● **Records for processing**:
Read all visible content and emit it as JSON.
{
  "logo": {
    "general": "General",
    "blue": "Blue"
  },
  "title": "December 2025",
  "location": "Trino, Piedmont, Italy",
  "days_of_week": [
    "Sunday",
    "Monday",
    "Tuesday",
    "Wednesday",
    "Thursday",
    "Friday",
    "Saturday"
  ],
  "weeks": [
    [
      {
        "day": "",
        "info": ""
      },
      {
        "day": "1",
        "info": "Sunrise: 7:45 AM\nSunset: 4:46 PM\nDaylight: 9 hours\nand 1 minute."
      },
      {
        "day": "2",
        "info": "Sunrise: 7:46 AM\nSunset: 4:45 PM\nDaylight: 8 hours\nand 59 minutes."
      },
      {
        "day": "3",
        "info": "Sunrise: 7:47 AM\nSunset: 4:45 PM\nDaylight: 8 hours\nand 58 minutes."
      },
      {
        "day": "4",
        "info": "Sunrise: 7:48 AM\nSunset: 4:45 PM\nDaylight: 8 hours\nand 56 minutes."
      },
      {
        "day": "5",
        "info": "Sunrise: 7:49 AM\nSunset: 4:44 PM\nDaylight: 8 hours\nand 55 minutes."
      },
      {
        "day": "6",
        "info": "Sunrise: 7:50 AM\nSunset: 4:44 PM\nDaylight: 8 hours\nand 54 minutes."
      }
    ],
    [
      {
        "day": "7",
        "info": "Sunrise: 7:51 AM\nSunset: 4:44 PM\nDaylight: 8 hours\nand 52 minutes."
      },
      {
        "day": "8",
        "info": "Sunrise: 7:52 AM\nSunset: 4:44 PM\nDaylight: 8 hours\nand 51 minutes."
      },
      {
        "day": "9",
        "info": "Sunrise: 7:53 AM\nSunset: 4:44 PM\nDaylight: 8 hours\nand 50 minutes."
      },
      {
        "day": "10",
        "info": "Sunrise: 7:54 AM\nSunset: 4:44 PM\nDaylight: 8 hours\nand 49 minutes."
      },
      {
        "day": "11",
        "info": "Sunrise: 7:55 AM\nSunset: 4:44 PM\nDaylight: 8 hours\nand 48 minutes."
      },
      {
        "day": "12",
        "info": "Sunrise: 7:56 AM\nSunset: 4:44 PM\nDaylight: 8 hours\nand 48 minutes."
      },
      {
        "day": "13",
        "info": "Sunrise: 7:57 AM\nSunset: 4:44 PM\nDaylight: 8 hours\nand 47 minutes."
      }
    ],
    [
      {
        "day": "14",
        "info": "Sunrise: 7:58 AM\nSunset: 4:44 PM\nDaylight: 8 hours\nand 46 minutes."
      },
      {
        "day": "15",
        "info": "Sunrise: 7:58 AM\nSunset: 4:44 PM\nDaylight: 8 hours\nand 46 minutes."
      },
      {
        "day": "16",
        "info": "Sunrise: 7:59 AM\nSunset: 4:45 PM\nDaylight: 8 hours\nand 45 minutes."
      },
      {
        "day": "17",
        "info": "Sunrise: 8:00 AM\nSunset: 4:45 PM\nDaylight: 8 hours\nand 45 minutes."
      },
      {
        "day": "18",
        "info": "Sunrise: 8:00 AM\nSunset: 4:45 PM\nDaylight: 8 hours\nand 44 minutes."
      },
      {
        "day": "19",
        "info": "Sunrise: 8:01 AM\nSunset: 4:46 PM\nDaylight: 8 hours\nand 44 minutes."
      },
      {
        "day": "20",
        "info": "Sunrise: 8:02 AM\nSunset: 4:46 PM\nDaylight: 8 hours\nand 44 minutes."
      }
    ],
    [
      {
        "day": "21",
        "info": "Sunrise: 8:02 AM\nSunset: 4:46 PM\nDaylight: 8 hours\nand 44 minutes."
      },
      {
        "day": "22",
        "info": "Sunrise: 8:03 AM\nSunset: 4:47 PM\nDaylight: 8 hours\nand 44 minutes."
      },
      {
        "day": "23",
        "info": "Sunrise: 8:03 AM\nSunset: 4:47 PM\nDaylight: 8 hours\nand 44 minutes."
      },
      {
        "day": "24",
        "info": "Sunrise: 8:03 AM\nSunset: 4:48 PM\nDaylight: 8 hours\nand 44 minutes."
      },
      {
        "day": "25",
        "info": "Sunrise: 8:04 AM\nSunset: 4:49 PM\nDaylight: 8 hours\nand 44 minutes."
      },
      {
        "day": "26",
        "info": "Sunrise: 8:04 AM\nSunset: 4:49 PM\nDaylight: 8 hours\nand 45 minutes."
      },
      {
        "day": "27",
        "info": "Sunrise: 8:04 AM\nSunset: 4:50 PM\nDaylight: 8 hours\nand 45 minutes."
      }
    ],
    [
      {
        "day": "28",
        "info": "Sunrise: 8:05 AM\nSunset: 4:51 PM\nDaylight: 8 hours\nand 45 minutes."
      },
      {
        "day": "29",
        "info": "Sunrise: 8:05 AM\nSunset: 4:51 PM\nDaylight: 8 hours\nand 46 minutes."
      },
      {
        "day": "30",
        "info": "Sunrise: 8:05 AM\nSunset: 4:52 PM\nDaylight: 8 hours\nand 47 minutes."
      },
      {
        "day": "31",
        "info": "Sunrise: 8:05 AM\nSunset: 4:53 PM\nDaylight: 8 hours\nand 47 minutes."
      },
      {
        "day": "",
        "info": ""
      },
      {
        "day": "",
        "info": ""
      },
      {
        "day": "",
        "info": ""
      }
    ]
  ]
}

● **Exercise directions**: Give back the whole listing, word for word.

● **Finished exercise**:
Read all visible content and emit it as JSON.
{
  "logo": {
    "general": "General",
    "blue": "Blue"
  },
  "title": "December 2025",
  "location": "Trino, Piedmont, Italy",
  "days_of_week": [
    "Sunday",
    "Monday",
    "Tuesday",
    "Wednesday",
    "Thursday",
    "Friday",
    "Saturday"
  ],
  "weeks": [
    [
      {
        "day": "",
        "info": ""
      },
      {
        "day": "1",
        "info": "Sunrise: 7:45 AM\nSunset: 4:46 PM\nDaylight: 9 hours\nand 1 minute."
      },
      {
        "day": "2",
        "info": "Sunrise: 7:46 AM\nSunset: 4:45 PM\nDaylight: 8 hours\nand 59 minutes."
      },
      {
        "day": "3",
        "info": "Sunrise: 7:47 AM\nSunset: 4:45 PM\nDaylight: 8 hours\nand 58 minutes."
      },
      {
        "day": "4",
        "info": "Sunrise: 7:48 AM\nSunset: 4:45 PM\nDaylight: 8 hours\nand 56 minutes."
      },
      {
        "day": "5",
        "info": "Sunrise: 7:49 AM\nSunset: 4:44 PM\nDaylight: 8 hours\nand 55 minutes."
      },
      {
        "day": "6",
        "info": "Sunrise: 7:50 AM\nSunset: 4:44 PM\nDaylight: 8 hours\nand 54 minutes."
      }
    ],
    [
      {
        "day": "7",
        "info": "Sunrise: 7:51 AM\nSunset: 4:44 PM\nDaylight: 8 hours\nand 52 minutes."
      },
      {
        "day": "8",
        "info": "Sunrise: 7:52 AM\nSunset: 4:44 PM\nDaylight: 8 hours\nand 51 minutes."
      },
      {
        "day": "9",
        "info": "Sunrise: 7:53 AM\nSunset: 4:44 PM\nDaylight: 8 hours\nand 50 minutes."
      },
      {
        "day": "10",
        "info": "Sunrise: 7:54 AM\nSunset: 4:44 PM\nDaylight: 8 hours\nand 49 minutes."
      },
      {
        "day": "11",
        "info": "Sunrise: 7:55 AM\nSunset: 4:44 PM\nDaylight: 8 hours\nand 48 minutes."
      },
      {
        "day": "12",
        "info": "Sunrise: 7:56 AM\nSunset: 4:44 PM\nDaylight: 8 hours\nand 48 minutes."
      },
      {
        "day": "13",
        "info": "Sunrise: 7:57 AM\nSunset: 4:44 PM\nDaylight: 8 hours\nand 47 minutes."
      }
    ],
    [
      {
        "day": "14",
        "info": "Sunrise: 7:58 AM\nSunset: 4:44 PM\nDaylight: 8 hours\nand 46 minutes."
      },
      {
        "day": "15",
        "info": "Sunrise: 7:58 AM\nSunset: 4:44 PM\nDaylight: 8 hours\nand 46 minutes."
      },
      {
        "day": "16",
        "info": "Sunrise: 7:59 AM\nSunset: 4:45 PM\nDaylight: 8 hours\nand 45 minutes."
      },
      {
        "day": "17",
        "info": "Sunrise: 8:00 AM\nSunset: 4:45 PM\nDaylight: 8 hours\nand 45 minutes."
      },
      {
        "day": "18",
        "info": "Sunrise: 8:00 AM\nSunset: 4:45 PM\nDaylight: 8 hours\nand 44 minutes."
      },
      {
        "day": "19",
        "info": "Sunrise: 8:01 AM\nSunset: 4:46 PM\nDaylight: 8 hours\nand 44 minutes."
      },
      {
        "day": "20",
        "info": "Sunrise: 8:02 AM\nSunset: 4:46 PM\nDaylight: 8 hours\nand 44 minutes."
      }
    ],
    [
      {
        "day": "21",
        "info": "Sunrise: 8:02 AM\nSunset: 4:46 PM\nDaylight: 8 hours\nand 44 minutes."
      },
      {
        "day": "22",
        "info": "Sunrise: 8:03 AM\nSunset: 4:47 PM\nDaylight: 8 hours\nand 44 minutes."
      },
      {
        "day": "23",
        "info": "Sunrise: 8:03 AM\nSunset: 4:47 PM\nDaylight: 8 hours\nand 44 minutes."
      },
      {
        "day": "24",
        "info": "Sunrise: 8:03 AM\nSunset: 4:48 PM\nDaylight: 8 hours\nand 44 minutes."
      },
      {
        "day": "25",
        "info": "Sunrise: 8:04 AM\nSunset: 4:49 PM\nDaylight: 8 hours\nand 44 minutes."
      },
      {
        "day": "26",
        "info": "Sunrise: 8:04 AM\nSunset: 4:49 PM\nDaylight: 8 hours\nand 45 minutes."
      },
      {
        "day": "27",
        "info": "Sunrise: 8:04 AM\nSunset: 4:50 PM\nDaylight: 8 hours\nand 45 minutes."
      }
    ],
    [
      {
        "day": "28",
        "info": "Sunrise: 8:05 AM\nSunset: 4:51 PM\nDaylight: 8 hours\nand 45 minutes."
      },
      {
        "day": "29",
        "info": "Sunrise: 8:05 AM\nSunset: 4:51 PM\nDaylight: 8 hours\nand 46 minutes."
      },
      {
        "day": "30",
        "info": "Sunrise: 8:05 AM\nSunset: 4:52 PM\nDaylight: 8 hours\nand 47 minutes."
      },
      {
        "day": "31",
        "info": "Sunrise: 8:05 AM\nSunset: 4:53 PM\nDaylight: 8 hours\nand 47 minutes."
      },
      {
        "day": "",
        "info": ""
      },
      {
        "day": "",
        "info": ""
      },
      {
        "day": "",
        "info": ""
      }
    ]
  ]
}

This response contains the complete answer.